DO THIS: Find each line with "color" and copy it.
-- begin DATA EXTRACT --
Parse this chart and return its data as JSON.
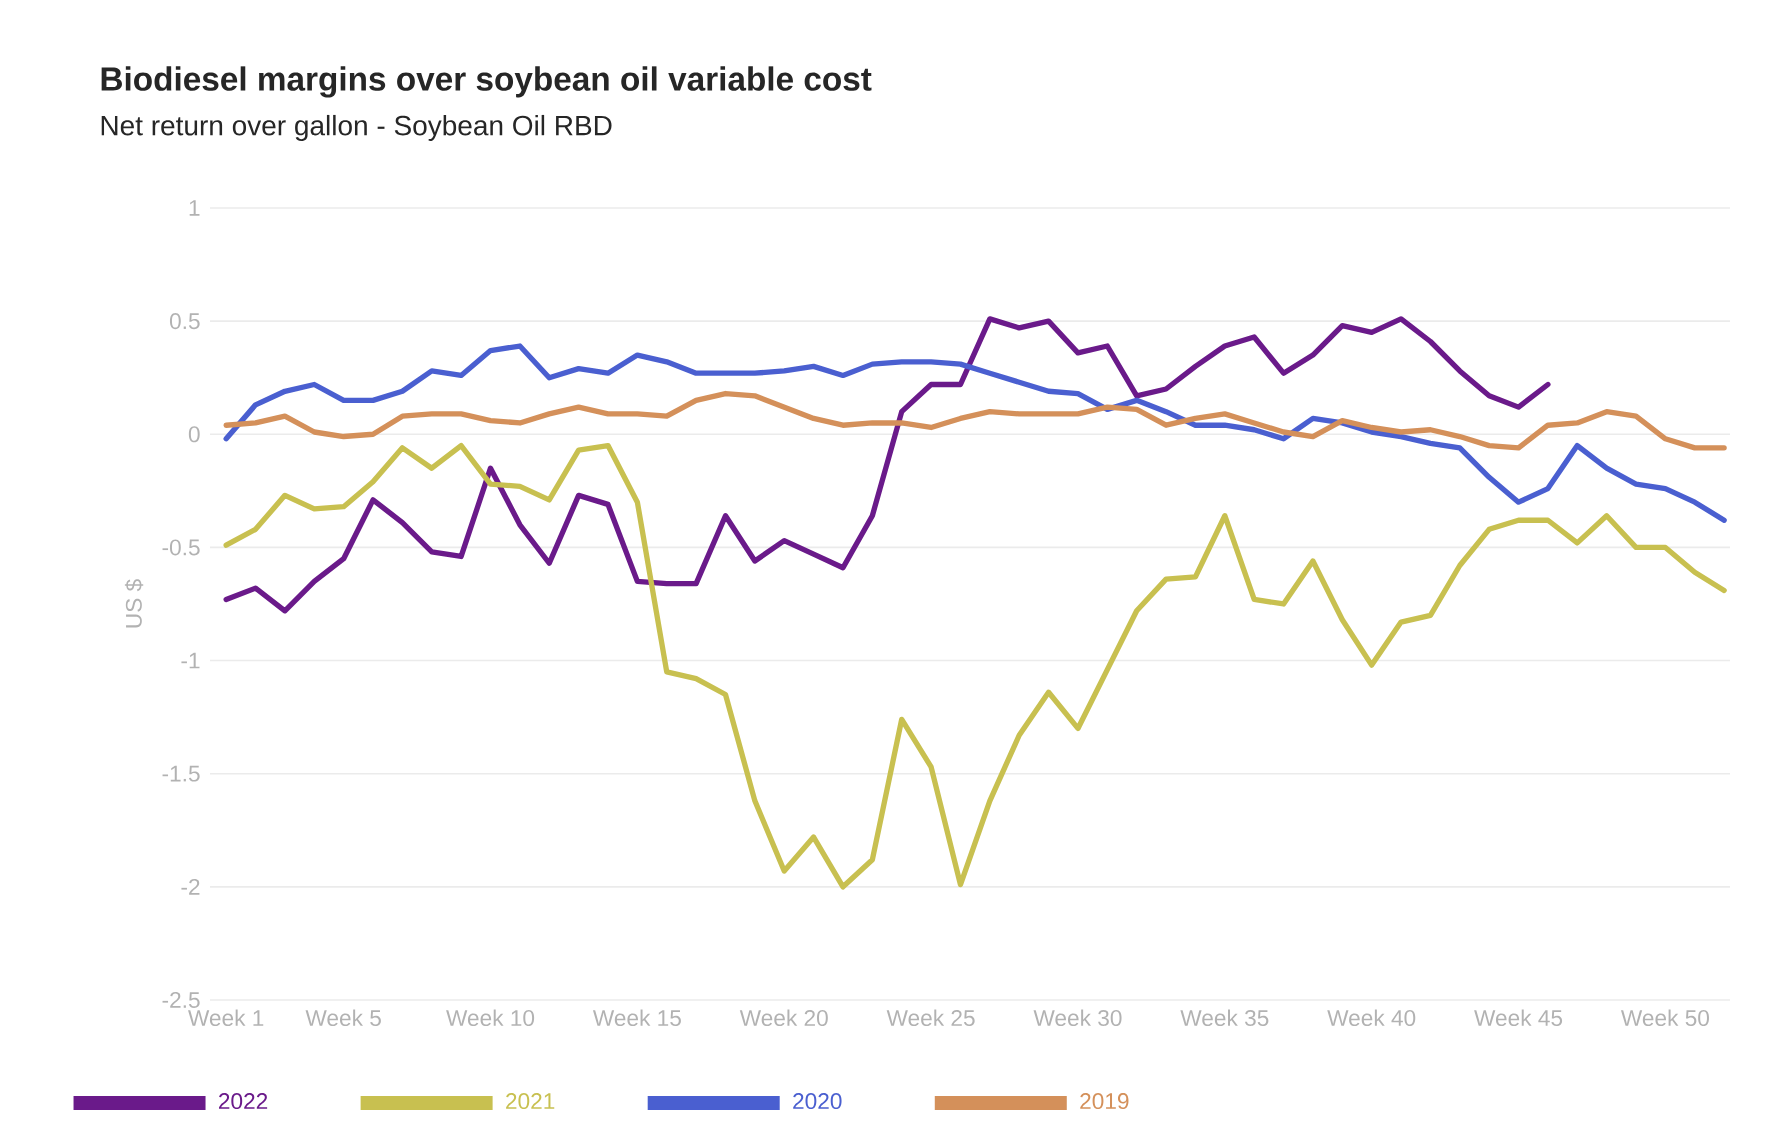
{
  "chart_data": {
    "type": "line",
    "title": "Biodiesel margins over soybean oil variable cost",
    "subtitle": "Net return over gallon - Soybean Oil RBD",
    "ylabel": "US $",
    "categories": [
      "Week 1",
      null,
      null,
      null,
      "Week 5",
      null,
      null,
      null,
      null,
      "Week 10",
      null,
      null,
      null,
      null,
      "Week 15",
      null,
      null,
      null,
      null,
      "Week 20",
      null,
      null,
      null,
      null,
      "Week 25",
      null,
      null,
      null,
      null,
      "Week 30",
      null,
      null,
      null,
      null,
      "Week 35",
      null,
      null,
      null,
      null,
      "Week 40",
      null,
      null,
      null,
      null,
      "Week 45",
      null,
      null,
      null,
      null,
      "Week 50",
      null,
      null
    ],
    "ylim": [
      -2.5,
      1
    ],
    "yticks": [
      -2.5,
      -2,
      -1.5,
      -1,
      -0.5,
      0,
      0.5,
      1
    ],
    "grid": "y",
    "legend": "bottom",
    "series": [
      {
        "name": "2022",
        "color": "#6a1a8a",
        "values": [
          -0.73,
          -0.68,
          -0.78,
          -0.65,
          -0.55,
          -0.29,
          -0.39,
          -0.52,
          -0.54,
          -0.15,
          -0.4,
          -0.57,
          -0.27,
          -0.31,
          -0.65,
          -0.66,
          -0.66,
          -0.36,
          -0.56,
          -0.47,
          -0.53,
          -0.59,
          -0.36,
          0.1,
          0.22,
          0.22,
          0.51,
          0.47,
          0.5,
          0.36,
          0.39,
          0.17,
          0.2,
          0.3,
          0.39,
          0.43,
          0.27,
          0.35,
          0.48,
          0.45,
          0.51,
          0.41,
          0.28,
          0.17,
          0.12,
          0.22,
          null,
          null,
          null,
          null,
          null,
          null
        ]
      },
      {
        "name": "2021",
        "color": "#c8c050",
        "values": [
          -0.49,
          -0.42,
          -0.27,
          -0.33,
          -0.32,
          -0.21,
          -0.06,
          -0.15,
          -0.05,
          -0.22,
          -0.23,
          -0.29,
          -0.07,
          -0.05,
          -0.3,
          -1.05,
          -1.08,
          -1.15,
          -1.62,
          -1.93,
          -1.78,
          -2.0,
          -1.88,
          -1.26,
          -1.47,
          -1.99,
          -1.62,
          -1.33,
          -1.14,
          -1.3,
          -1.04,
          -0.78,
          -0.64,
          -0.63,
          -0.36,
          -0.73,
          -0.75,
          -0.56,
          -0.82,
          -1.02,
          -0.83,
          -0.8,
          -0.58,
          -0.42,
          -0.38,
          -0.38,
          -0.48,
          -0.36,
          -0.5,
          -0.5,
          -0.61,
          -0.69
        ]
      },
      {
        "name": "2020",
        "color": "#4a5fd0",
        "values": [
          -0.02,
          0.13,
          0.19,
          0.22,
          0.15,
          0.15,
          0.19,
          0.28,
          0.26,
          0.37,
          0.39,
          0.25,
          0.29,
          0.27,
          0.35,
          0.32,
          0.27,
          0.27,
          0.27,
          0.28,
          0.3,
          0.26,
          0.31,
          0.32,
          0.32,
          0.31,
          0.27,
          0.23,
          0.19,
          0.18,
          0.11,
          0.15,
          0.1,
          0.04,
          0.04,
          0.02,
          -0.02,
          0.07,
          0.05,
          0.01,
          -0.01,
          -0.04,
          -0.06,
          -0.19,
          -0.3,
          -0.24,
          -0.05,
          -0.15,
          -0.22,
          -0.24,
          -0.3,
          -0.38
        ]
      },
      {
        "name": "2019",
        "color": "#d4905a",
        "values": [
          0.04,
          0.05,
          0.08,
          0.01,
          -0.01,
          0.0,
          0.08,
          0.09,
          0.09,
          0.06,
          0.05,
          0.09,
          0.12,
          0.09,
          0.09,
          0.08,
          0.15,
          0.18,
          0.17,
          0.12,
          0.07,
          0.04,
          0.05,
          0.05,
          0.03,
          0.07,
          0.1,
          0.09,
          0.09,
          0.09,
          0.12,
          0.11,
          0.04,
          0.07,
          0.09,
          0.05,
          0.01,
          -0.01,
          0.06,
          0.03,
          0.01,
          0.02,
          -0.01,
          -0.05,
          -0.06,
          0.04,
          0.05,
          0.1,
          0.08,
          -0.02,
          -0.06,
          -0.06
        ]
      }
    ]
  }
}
-- end DATA EXTRACT --
PROBLEM SOLUTION:
        "color": "#6a1a8a",
        "color": "#c8c050",
        "color": "#4a5fd0",
        "color": "#d4905a",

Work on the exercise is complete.